### Task description
Using the entries that follow, collect the lines where the word "nuit" appears.

▶

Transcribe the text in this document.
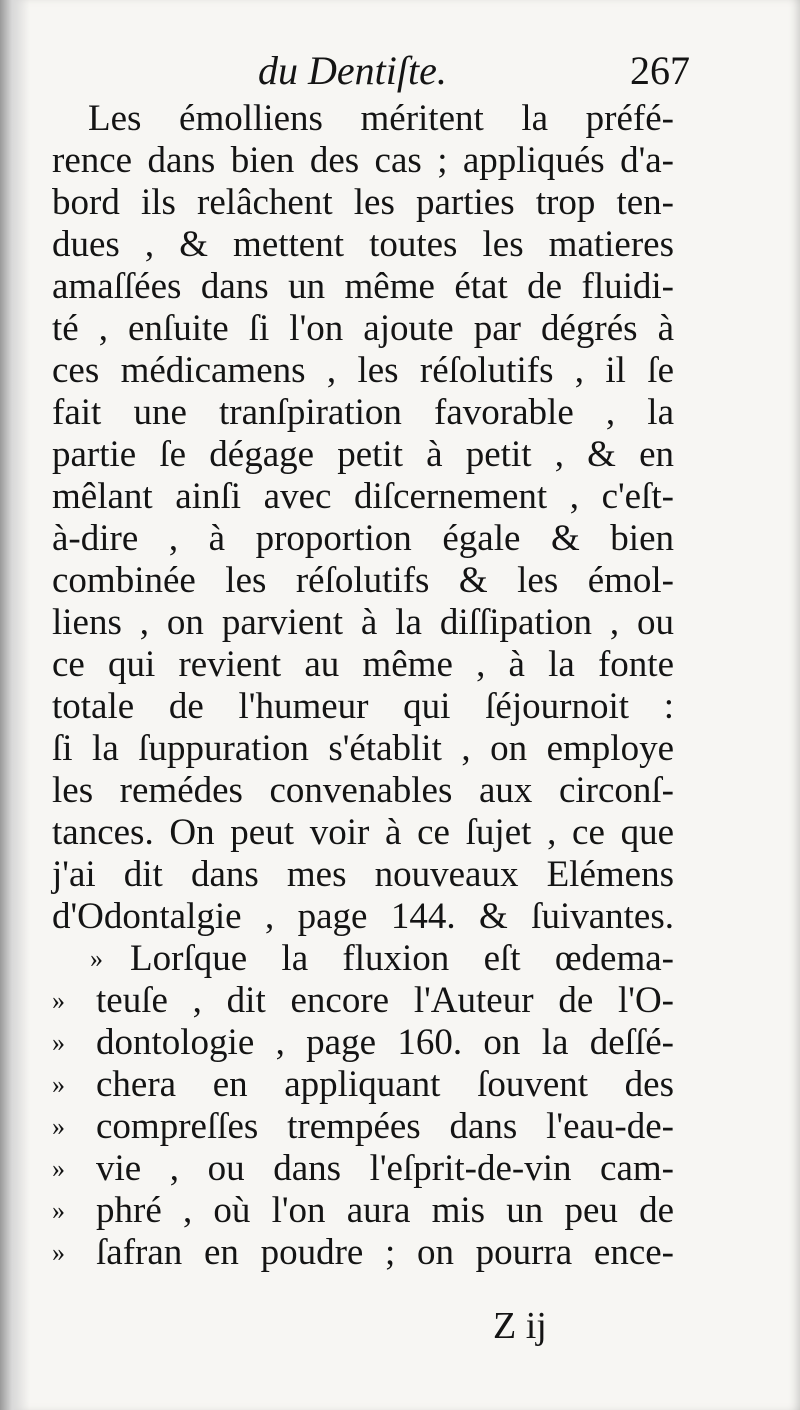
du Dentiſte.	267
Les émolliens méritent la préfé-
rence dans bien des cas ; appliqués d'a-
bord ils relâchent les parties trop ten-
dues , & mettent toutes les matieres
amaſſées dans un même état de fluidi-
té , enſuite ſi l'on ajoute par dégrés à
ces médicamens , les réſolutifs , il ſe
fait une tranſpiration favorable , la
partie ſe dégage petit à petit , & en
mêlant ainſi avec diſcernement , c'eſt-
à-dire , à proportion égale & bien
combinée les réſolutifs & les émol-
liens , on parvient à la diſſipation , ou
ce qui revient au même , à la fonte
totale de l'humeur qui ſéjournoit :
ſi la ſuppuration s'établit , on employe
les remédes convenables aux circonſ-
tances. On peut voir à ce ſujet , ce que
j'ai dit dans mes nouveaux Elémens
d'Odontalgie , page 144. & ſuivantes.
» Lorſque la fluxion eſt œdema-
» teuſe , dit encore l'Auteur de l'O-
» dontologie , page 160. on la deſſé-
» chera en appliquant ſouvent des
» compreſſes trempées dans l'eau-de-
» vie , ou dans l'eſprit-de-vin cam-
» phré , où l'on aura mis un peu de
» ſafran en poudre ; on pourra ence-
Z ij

◀
▶

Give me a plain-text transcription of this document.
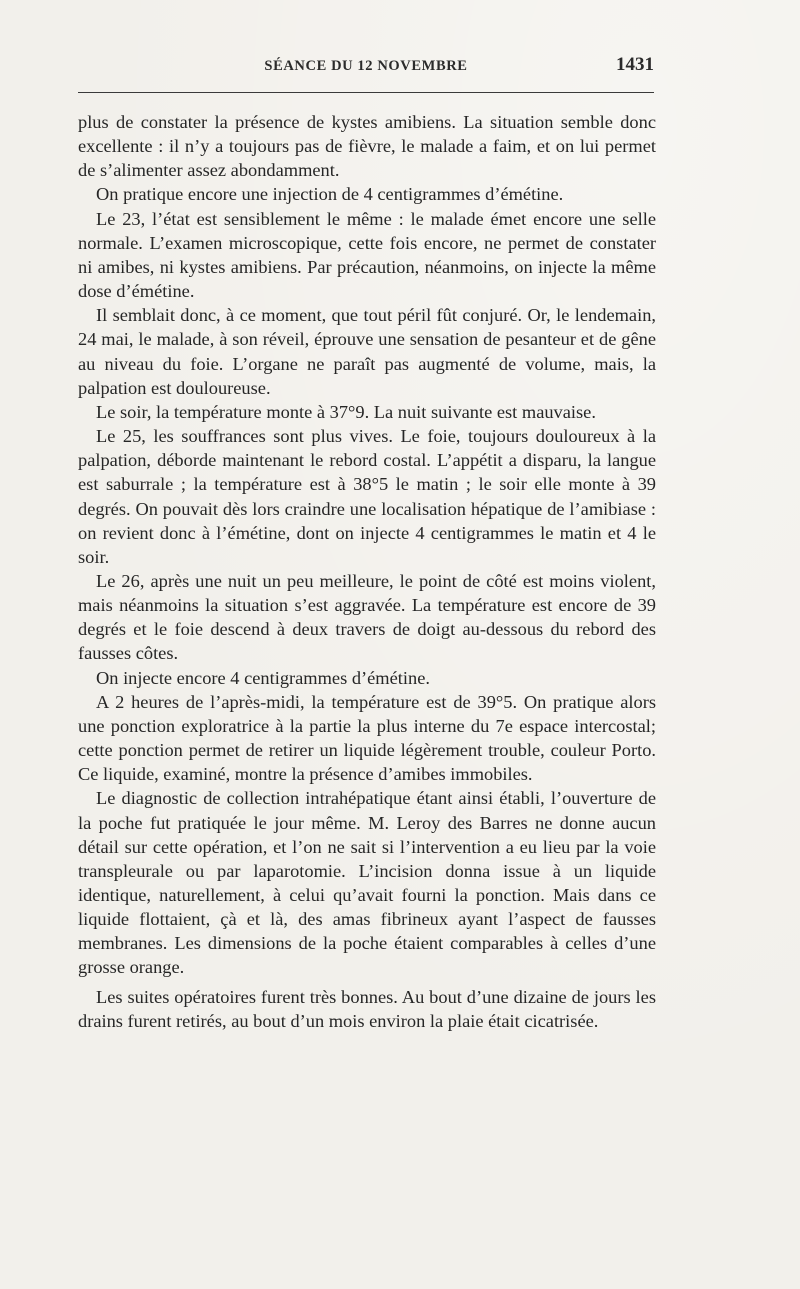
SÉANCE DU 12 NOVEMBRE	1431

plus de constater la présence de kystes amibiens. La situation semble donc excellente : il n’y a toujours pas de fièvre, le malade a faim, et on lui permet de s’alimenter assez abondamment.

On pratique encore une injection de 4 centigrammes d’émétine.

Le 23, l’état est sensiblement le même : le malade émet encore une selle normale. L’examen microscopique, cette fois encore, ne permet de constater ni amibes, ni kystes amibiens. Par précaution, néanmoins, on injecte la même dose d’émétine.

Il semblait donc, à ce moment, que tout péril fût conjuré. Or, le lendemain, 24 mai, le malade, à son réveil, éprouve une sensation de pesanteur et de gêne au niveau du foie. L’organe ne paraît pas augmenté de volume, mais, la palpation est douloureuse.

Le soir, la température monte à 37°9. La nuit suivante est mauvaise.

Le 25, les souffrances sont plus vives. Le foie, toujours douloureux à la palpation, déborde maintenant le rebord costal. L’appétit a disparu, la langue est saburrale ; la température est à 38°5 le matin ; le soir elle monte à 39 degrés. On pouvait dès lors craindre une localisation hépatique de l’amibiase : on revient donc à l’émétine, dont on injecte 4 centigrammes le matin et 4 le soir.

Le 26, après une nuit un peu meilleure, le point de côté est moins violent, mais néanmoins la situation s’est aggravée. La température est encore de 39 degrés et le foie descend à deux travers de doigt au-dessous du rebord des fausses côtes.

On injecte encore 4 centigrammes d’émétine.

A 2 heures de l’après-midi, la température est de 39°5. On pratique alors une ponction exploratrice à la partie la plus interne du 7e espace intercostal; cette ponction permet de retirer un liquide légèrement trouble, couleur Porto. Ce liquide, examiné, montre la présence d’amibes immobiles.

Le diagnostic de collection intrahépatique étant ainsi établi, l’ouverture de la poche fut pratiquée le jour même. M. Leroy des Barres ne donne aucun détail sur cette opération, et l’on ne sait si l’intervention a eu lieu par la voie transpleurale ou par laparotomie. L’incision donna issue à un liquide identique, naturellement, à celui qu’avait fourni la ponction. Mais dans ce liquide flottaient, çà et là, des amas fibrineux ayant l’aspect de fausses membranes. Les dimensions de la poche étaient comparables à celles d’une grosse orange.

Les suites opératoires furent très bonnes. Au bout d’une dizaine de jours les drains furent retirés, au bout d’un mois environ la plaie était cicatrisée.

◀
▶

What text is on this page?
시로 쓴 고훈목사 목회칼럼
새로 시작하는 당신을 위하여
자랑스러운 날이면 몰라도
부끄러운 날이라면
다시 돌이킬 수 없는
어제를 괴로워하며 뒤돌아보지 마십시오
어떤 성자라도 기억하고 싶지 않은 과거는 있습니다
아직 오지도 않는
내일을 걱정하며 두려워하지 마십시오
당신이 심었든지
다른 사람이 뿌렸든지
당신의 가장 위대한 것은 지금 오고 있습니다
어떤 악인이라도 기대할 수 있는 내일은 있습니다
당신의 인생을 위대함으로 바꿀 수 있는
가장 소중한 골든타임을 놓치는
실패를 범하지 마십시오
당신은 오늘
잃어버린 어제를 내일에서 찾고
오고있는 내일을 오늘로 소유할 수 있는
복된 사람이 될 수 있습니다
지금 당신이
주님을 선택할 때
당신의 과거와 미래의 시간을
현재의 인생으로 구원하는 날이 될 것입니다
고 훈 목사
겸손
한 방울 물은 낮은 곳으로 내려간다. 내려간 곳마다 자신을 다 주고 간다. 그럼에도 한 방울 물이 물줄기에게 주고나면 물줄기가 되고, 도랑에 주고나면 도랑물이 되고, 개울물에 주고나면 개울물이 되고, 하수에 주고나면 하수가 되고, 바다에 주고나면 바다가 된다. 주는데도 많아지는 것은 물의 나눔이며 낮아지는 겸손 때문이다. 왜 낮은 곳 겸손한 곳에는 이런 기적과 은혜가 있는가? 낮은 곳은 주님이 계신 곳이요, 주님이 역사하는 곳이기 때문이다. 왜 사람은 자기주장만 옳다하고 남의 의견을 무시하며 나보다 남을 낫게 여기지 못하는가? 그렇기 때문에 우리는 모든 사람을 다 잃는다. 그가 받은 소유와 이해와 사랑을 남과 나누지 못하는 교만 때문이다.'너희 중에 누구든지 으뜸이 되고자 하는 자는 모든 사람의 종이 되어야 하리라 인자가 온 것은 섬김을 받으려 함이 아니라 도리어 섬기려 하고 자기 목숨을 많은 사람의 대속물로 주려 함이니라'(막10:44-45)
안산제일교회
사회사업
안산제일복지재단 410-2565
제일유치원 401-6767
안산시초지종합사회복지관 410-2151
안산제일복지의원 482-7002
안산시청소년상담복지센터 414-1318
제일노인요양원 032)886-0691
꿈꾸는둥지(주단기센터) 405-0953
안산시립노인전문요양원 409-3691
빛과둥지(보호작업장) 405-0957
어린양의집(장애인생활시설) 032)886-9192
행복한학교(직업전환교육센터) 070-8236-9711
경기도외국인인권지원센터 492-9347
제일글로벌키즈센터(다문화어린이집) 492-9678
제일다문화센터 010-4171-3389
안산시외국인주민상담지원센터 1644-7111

◀

### The reply
Le soir, la température monte à 37°9. La nuit suivante est mauvaise.
Le 26, après une nuit un peu meilleure, le point de côté est moins violent, mais néanmoins la situation s’est aggravée. La température est encore de 39 degrés et le foie descend à deux travers de doigt au-dessous du rebord des fausses côtes.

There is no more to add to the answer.